→ Required work: Which lines have the string "text"? Copy all of them from the entries below.

————————

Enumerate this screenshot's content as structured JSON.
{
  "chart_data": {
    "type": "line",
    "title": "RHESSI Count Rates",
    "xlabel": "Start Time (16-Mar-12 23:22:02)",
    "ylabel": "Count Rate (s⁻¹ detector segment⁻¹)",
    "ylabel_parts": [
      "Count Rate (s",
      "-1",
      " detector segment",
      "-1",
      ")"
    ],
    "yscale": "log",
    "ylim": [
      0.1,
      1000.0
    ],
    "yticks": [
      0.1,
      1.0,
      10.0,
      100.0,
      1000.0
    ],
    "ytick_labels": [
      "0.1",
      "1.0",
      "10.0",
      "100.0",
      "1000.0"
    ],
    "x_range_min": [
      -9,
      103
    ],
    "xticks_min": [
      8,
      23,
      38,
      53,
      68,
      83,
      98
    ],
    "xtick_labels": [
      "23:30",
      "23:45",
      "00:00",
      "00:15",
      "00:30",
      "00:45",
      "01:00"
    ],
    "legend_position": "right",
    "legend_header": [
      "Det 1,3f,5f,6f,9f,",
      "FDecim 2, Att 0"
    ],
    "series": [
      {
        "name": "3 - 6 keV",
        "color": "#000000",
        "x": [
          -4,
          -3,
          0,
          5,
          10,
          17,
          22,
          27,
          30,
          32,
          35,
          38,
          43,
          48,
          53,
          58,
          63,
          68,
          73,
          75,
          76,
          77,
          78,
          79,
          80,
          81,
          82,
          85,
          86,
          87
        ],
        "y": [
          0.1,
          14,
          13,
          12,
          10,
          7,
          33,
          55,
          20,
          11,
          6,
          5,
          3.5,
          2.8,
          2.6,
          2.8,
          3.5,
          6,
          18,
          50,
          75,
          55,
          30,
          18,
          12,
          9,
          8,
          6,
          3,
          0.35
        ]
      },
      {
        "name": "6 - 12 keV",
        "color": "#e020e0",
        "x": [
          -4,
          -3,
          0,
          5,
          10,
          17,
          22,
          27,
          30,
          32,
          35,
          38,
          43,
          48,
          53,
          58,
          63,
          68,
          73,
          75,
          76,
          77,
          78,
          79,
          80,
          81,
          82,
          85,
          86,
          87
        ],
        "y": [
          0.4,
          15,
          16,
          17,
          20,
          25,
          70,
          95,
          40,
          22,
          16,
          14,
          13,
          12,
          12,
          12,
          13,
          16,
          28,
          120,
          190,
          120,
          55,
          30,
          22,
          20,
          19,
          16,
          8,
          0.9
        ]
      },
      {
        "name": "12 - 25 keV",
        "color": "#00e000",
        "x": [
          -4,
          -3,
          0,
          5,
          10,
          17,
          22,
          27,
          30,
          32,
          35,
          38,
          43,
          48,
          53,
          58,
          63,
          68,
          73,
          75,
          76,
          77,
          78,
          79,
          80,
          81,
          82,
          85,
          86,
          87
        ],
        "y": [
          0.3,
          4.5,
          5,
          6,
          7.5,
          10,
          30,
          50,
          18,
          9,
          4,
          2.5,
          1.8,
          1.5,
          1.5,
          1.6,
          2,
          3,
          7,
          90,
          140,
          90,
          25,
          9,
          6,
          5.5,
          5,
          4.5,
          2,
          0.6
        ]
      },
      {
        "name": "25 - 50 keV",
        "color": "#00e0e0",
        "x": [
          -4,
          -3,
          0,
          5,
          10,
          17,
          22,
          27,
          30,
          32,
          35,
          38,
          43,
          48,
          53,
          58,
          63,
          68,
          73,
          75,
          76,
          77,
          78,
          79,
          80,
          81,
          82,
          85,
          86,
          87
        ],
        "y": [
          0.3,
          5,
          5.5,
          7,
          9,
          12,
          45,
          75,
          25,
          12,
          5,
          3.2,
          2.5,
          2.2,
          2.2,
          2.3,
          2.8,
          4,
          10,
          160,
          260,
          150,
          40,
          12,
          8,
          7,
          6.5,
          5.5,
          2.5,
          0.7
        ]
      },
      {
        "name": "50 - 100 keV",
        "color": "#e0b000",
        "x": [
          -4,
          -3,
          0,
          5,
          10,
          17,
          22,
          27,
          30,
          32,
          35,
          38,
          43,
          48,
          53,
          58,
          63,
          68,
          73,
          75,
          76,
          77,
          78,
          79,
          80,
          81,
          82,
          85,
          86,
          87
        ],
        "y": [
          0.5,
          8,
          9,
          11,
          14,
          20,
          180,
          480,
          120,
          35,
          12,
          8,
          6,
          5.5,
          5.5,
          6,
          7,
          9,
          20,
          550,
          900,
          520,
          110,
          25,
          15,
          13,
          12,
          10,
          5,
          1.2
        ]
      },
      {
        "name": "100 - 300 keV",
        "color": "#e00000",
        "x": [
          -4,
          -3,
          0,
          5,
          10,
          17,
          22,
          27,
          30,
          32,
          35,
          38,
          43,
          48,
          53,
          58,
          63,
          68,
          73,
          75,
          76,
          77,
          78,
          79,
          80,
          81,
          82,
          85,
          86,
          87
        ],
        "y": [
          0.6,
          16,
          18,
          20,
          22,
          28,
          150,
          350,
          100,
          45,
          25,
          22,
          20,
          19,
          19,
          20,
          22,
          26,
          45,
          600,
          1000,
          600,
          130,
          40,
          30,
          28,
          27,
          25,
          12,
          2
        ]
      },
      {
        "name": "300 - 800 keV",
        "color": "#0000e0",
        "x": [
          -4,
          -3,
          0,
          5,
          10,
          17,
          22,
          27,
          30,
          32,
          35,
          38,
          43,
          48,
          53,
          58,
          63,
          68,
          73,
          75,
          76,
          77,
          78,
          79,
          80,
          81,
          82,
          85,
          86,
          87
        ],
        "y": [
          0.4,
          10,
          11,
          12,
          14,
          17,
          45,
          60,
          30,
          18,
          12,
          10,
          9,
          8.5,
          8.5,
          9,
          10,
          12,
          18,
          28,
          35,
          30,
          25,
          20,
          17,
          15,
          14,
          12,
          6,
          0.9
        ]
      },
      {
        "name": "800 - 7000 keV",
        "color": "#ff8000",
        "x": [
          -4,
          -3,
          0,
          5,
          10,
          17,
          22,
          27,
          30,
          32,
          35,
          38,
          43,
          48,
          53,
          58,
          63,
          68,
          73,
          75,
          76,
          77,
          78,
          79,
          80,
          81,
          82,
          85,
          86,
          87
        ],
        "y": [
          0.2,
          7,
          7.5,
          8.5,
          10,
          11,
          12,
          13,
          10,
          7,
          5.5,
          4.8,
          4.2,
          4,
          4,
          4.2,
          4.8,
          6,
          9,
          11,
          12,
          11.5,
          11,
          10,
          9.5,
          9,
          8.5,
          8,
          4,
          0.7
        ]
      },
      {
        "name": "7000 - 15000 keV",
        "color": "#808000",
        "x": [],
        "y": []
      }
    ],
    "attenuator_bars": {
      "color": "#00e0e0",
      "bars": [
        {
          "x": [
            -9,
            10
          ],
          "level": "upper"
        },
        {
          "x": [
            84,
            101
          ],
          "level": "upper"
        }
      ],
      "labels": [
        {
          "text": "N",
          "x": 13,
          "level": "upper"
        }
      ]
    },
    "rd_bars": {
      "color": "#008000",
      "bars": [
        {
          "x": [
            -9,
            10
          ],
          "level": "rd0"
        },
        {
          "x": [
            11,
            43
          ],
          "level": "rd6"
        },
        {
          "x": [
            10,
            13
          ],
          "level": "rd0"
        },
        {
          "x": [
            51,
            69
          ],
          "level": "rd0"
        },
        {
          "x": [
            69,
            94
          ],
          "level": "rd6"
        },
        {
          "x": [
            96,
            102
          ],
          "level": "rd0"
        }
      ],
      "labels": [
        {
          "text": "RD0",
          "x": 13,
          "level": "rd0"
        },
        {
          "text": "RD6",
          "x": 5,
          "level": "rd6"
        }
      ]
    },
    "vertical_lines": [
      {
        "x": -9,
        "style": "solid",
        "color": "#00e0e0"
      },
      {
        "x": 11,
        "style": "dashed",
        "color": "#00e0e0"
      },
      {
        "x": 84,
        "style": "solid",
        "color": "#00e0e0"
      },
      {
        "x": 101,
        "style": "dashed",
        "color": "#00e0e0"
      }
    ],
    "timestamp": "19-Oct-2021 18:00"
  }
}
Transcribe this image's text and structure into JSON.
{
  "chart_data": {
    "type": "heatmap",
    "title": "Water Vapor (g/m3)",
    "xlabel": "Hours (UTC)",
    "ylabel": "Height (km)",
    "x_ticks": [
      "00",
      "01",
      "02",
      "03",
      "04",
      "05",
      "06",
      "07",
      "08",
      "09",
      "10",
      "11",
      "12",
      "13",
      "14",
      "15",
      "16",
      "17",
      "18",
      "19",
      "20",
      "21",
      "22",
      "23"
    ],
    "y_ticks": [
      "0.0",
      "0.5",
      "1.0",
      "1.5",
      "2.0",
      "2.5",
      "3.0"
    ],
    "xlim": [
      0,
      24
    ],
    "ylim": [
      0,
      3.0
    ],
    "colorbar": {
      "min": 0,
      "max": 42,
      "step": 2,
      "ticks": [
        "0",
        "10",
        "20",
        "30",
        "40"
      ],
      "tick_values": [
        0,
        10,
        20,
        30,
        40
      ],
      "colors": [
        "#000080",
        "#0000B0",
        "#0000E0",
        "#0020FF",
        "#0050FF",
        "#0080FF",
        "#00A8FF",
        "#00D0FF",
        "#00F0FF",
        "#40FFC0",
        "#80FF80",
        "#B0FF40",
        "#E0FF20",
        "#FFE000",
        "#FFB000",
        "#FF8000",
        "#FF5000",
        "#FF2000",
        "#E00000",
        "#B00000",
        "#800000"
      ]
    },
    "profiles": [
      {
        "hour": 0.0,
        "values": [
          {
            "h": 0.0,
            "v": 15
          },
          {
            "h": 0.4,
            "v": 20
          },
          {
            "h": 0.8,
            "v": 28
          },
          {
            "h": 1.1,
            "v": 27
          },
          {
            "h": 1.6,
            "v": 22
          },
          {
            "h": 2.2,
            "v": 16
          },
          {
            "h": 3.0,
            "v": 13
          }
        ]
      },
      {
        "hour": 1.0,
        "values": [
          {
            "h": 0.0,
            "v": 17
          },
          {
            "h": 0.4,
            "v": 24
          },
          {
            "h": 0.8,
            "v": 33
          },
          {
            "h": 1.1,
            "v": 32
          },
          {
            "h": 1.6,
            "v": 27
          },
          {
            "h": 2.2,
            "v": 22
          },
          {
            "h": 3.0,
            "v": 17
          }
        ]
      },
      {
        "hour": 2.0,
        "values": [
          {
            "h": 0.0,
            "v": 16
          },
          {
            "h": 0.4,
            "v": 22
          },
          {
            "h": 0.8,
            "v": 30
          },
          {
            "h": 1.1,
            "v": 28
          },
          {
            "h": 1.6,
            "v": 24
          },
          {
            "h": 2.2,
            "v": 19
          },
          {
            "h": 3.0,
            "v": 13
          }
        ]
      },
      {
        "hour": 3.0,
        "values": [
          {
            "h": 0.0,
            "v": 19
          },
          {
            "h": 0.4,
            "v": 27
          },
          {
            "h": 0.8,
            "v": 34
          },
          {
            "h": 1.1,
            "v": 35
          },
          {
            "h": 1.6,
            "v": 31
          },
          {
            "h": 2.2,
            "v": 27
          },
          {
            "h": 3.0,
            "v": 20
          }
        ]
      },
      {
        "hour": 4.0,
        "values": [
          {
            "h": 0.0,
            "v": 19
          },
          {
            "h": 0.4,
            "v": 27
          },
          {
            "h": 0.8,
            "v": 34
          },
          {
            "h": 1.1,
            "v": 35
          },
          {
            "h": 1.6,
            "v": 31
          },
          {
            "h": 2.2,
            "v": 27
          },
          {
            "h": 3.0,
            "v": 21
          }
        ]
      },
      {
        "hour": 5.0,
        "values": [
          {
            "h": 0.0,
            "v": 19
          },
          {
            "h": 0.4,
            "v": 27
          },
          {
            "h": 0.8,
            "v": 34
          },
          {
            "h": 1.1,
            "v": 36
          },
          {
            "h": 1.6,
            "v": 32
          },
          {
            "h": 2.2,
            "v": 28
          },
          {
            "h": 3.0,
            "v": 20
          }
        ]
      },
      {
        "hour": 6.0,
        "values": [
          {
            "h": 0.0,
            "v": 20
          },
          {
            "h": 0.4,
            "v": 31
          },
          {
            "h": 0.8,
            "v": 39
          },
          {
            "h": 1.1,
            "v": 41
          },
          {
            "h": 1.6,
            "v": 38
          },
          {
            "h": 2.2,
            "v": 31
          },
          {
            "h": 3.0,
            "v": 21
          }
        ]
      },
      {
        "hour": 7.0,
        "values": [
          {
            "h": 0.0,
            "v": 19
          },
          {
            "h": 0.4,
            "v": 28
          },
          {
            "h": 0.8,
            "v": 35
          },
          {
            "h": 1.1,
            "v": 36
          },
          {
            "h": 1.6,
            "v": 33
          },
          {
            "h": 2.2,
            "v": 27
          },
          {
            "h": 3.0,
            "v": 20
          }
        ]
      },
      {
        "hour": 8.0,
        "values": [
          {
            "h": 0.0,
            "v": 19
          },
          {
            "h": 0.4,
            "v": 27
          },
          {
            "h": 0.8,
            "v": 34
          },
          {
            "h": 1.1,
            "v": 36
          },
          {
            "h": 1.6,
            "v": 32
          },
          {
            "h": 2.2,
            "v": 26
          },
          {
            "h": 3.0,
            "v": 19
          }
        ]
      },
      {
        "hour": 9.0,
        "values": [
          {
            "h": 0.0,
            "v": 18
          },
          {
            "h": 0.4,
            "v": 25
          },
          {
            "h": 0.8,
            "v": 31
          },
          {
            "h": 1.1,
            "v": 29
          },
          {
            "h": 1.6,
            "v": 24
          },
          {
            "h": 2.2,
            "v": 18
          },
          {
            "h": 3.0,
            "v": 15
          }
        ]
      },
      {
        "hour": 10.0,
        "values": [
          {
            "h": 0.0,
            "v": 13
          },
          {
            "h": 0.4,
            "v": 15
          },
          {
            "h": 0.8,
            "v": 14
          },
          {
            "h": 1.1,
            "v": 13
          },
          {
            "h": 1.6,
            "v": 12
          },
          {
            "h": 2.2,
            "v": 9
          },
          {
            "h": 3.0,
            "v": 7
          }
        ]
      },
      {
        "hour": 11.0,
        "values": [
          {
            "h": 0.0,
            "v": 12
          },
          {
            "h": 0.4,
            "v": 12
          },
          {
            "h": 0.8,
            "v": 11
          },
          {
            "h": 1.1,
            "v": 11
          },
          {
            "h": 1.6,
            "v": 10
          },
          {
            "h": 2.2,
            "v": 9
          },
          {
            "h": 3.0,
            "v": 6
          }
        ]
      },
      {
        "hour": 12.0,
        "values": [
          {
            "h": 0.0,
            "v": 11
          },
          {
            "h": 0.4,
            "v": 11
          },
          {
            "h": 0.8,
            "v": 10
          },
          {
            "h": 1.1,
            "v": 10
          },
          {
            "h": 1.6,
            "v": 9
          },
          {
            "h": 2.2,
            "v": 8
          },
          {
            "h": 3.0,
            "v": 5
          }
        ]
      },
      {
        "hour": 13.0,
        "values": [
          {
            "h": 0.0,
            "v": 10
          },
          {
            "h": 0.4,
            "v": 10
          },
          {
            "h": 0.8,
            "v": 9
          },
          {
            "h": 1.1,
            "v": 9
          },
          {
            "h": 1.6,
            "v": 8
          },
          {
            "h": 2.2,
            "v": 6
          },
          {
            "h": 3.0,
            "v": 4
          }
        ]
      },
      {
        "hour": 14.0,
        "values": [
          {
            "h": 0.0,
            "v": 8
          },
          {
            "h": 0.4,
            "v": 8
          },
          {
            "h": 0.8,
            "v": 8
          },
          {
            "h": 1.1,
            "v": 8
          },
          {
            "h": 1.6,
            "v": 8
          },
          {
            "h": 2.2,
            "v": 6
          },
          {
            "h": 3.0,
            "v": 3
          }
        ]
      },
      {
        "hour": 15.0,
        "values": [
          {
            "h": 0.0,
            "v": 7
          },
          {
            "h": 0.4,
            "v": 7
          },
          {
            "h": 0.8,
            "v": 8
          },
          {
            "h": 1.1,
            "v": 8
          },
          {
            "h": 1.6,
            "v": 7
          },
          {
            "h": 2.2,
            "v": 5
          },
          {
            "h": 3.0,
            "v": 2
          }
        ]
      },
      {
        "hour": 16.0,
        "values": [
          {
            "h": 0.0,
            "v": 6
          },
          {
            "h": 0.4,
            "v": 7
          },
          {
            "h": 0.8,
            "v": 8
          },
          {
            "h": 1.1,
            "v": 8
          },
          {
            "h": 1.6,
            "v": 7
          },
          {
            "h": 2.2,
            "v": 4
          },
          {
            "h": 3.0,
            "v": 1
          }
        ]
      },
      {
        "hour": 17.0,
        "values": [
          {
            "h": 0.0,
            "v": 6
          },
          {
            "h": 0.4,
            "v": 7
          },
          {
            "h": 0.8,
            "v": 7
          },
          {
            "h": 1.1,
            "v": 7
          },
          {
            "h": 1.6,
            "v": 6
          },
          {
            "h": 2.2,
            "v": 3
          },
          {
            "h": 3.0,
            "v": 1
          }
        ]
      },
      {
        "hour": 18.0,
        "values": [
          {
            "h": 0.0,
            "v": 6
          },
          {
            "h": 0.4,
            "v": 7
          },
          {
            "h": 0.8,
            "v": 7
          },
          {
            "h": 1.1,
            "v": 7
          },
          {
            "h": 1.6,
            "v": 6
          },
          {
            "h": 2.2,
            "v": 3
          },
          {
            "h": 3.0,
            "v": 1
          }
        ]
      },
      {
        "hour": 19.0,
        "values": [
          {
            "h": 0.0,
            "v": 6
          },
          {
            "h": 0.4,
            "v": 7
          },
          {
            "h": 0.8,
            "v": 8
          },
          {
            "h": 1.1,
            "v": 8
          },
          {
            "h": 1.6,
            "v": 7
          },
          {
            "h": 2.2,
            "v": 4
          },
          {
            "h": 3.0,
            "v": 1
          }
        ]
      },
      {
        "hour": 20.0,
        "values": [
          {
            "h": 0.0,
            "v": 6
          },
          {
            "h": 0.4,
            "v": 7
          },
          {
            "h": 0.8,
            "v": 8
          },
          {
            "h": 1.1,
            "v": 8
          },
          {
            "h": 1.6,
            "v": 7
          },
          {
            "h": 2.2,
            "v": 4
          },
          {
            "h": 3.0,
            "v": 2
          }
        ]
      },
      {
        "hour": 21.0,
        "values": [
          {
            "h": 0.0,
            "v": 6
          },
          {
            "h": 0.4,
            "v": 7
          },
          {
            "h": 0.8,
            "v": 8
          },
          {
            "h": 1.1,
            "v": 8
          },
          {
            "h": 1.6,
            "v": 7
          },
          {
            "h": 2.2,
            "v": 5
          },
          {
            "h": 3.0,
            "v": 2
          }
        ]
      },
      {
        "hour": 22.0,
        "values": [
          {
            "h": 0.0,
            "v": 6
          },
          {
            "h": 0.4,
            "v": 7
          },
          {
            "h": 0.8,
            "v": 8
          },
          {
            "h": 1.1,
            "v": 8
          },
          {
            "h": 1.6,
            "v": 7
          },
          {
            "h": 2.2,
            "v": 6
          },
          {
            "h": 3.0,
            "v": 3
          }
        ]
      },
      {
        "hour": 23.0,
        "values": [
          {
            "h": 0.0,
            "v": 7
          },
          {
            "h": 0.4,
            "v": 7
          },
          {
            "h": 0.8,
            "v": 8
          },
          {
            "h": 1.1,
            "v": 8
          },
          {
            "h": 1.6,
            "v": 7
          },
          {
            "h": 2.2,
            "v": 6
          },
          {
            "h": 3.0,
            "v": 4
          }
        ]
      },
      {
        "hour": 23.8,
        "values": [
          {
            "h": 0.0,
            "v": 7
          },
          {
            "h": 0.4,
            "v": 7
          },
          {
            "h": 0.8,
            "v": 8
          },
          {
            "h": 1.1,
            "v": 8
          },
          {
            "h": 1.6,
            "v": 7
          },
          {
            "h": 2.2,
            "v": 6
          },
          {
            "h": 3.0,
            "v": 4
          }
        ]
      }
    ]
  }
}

————————

→ Answer for this exercise:
          "text": "N",
          "text": "RD0",
          "text": "RD6",
Transcribe this image's text and structure into JSON.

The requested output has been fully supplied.